Check each line of the entries below for the string "النبي"; copy every line where it appears.

═════ GIVEN DATA

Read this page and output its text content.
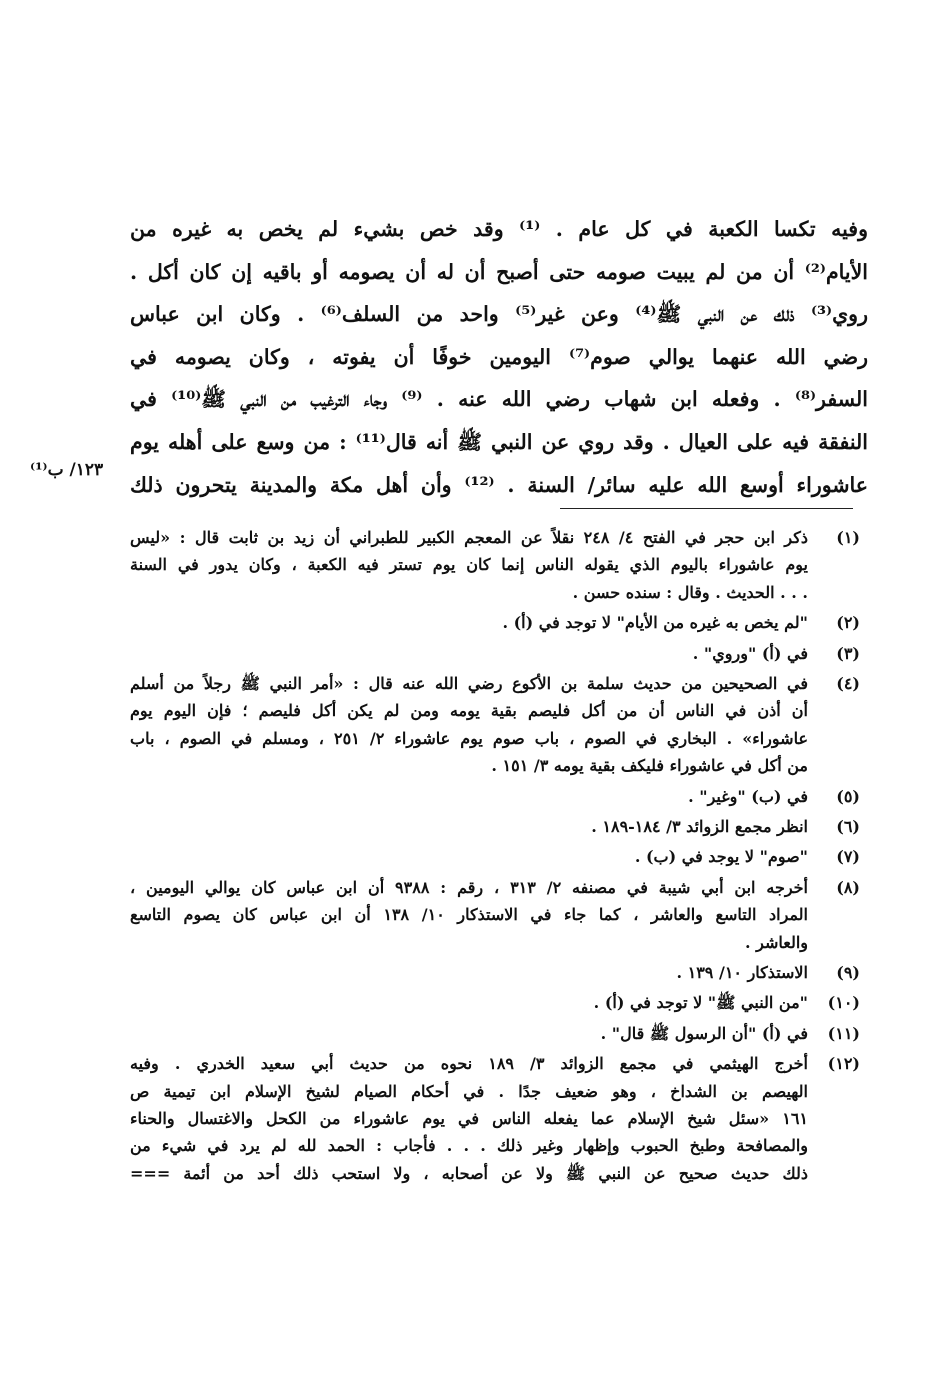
وفيه تكسا الكعبة في كل عام . ⁽¹⁾ وقد خص بشيء لم يخص به غيره من
الأيام⁽²⁾ أن من لم يبيت صومه حتى أصبح أن له أن يصومه أو باقيه إن كان أكل .
روي⁽³⁾ ذلك عن النبي ﷺ⁽⁴⁾ وعن غير⁽⁵⁾ واحد من السلف⁽⁶⁾ . وكان ابن عباس
رضي الله عنهما يوالي صوم⁽⁷⁾ اليومين خوفًا أن يفوته ، وكان يصومه في
السفر⁽⁸⁾ . وفعله ابن شهاب رضي الله عنه . ⁽⁹⁾ وجاء الترغيب من النبي ﷺ⁽¹⁰⁾ في
النفقة فيه على العيال . وقد روي عن النبي ﷺ أنه قال⁽¹¹⁾ : من وسع على أهله يوم
عاشوراء أوسع الله عليه سائر/ السنة . ⁽¹²⁾ وأن أهل مكة والمدينة يتحرون ذلك
١٢٣/ ب⁽¹⁾
(١)
ذكر ابن حجر في الفتح ٤/ ٢٤٨ نقلاً عن المعجم الكبير للطبراني أن زيد بن ثابت قال : «ليس
يوم عاشوراء باليوم الذي يقوله الناس إنما كان يوم تستر فيه الكعبة ، وكان يدور في السنة
. . . الحديث . وقال : سنده حسن .
(٢)
"لم يخص به غيره من الأيام" لا توجد في (أ) .
(٣)
في (أ) "وروي" .
(٤)
في الصحيحين من حديث سلمة بن الأكوع رضي الله عنه قال : «أمر النبي ﷺ رجلاً من أسلم
أن أذن في الناس أن من أكل فليصم بقية يومه ومن لم يكن أكل فليصم ؛ فإن اليوم يوم
عاشوراء» . البخاري في الصوم ، باب صوم يوم عاشوراء ٢/ ٢٥١ ، ومسلم في الصوم ، باب
من أكل في عاشوراء فليكف بقية يومه ٣/ ١٥١ .
(٥)
في (ب) "وغير" .
(٦)
انظر مجمع الزوائد ٣/ ١٨٤-١٨٩ .
(٧)
"صوم" لا يوجد في (ب) .
(٨)
أخرجه ابن أبي شيبة في مصنفه ٢/ ٣١٣ ، رقم : ٩٣٨٨ أن ابن عباس كان يوالي اليومين ،
المراد التاسع والعاشر ، كما جاء في الاستذكار ١٠/ ١٣٨ أن ابن عباس كان يصوم التاسع
والعاشر .
(٩)
الاستذكار ١٠/ ١٣٩ .
(١٠)
"من النبي ﷺ" لا توجد في (أ) .
(١١)
في (أ) "أن الرسول ﷺ قال" .
(١٢)
أخرج الهيثمي في مجمع الزوائد ٣/ ١٨٩ نحوه من حديث أبي سعيد الخدري . وفيه
الهيصم بن الشداخ ، وهو ضعيف جدًا . في أحكام الصيام لشيخ الإسلام ابن تيمية ص
١٦١ «سئل شيخ الإسلام عما يفعله الناس في يوم عاشوراء من الكحل والاغتسال والحناء
والمصافحة وطبخ الحبوب وإظهار وغير ذلك . . . فأجاب : الحمد لله لم يرد في شيء من
ذلك حديث صحيح عن النبي ﷺ ولا عن أصحابه ، ولا استحب ذلك أحد من أئمة ===
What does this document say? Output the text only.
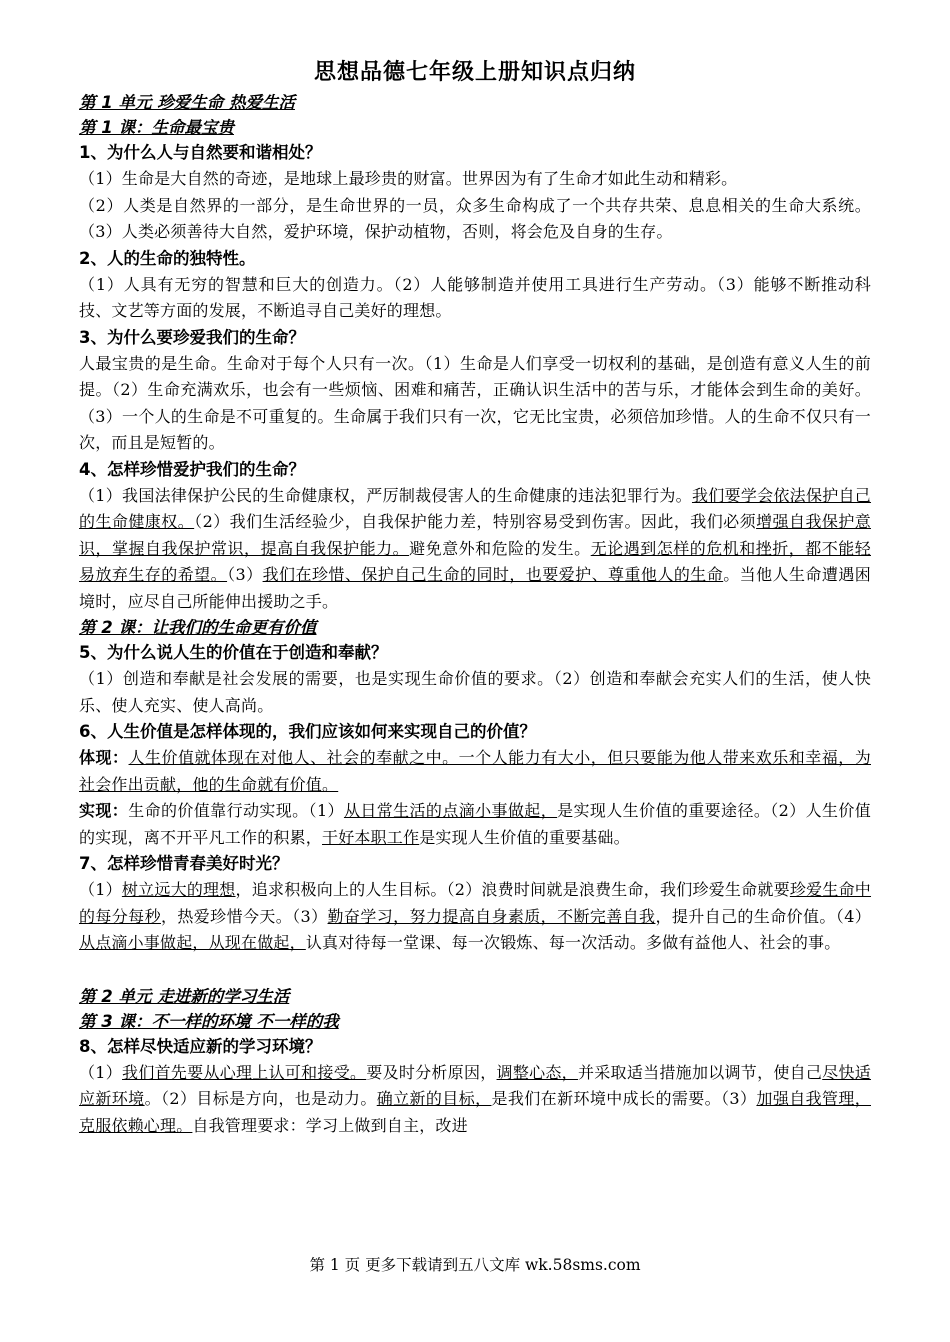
思想品德七年级上册知识点归纳
第 1 单元 珍爱生命 热爱生活
第 1 课：生命最宝贵
1、为什么人与自然要和谐相处？

（1）生命是大自然的奇迹，是地球上最珍贵的财富。世界因为有了生命才如此生动和精彩。

（2）人类是自然界的一部分，是生命世界的一员，众多生命构成了一个共存共荣、息息相关的生命大系统。（3）人类必须善待大自然，爱护环境，保护动植物，否则，将会危及自身的生存。

2、人的生命的独特性。

（1）人具有无穷的智慧和巨大的创造力。（2）人能够制造并使用工具进行生产劳动。（3）能够不断推动科技、文艺等方面的发展，不断追寻自己美好的理想。

3、为什么要珍爱我们的生命？

人最宝贵的是生命。生命对于每个人只有一次。（1）生命是人们享受一切权利的基础，是创造有意义人生的前提。（2）生命充满欢乐，也会有一些烦恼、困难和痛苦，正确认识生活中的苦与乐，才能体会到生命的美好。（3）一个人的生命是不可重复的。生命属于我们只有一次，它无比宝贵，必须倍加珍惜。人的生命不仅只有一次，而且是短暂的。

4、怎样珍惜爱护我们的生命？

（1）我国法律保护公民的生命健康权，严厉制裁侵害人的生命健康的违法犯罪行为。我们要学会依法保护自己的生命健康权。（2）我们生活经验少，自我保护能力差，特别容易受到伤害。因此，我们必须增强自我保护意识，掌握自我保护常识，提高自我保护能力。避免意外和危险的发生。无论遇到怎样的危机和挫折，都不能轻易放弃生存的希望。（3）我们在珍惜、保护自己生命的同时，也要爱护、尊重他人的生命。当他人生命遭遇困境时，应尽自己所能伸出援助之手。

第 2 课：让我们的生命更有价值
5、为什么说人生的价值在于创造和奉献？

（1）创造和奉献是社会发展的需要，也是实现生命价值的要求。（2）创造和奉献会充实人们的生活，使人快乐、使人充实、使人高尚。

6、人生价值是怎样体现的，我们应该如何来实现自己的价值？

体现：人生价值就体现在对他人、社会的奉献之中。一个人能力有大小，但只要能为他人带来欢乐和幸福，为社会作出贡献，他的生命就有价值。

实现：生命的价值靠行动实现。（1）从日常生活的点滴小事做起，是实现人生价值的重要途径。（2）人生价值的实现，离不开平凡工作的积累，干好本职工作是实现人生价值的重要基础。

7、怎样珍惜青春美好时光？

（1）树立远大的理想，追求积极向上的人生目标。（2）浪费时间就是浪费生命，我们珍爱生命就要珍爱生命中的每分每秒，热爱珍惜今天。（3）勤奋学习，努力提高自身素质，不断完善自我，提升自己的生命价值。（4）从点滴小事做起，从现在做起，认真对待每一堂课、每一次锻炼、每一次活动。多做有益他人、社会的事。

第 2 单元 走进新的学习生活
第 3 课：不一样的环境 不一样的我
8、怎样尽快适应新的学习环境？

（1）我们首先要从心理上认可和接受。要及时分析原因，调整心态，并采取适当措施加以调节，使自己尽快适应新环境。（2）目标是方向，也是动力。确立新的目标，是我们在新环境中成长的需要。（3）加强自我管理，克服依赖心理。自我管理要求：学习上做到自主，改进

第 1 页 更多下载请到五八文库 wk.58sms.com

══════════

=== THE SOLUTION ===
روي⁽³⁾ ذلك عن النبي ﷺ⁽⁴⁾ وعن غير⁽⁵⁾ واحد من السلف⁽⁶⁾ . وكان ابن عباس
السفر⁽⁸⁾ . وفعله ابن شهاب رضي الله عنه . ⁽⁹⁾ وجاء الترغيب من النبي ﷺ⁽¹⁰⁾ في
النفقة فيه على العيال . وقد روي عن النبي ﷺ أنه قال⁽¹¹⁾ : من وسع على أهله يوم
في الصحيحين من حديث سلمة بن الأكوع رضي الله عنه قال : «أمر النبي ﷺ رجلاً من أسلم
"من النبي ﷺ" لا توجد في (أ) .
ذلك حديث صحيح عن النبي ﷺ ولا عن أصحابه ، ولا استحب ذلك أحد من أئمة ===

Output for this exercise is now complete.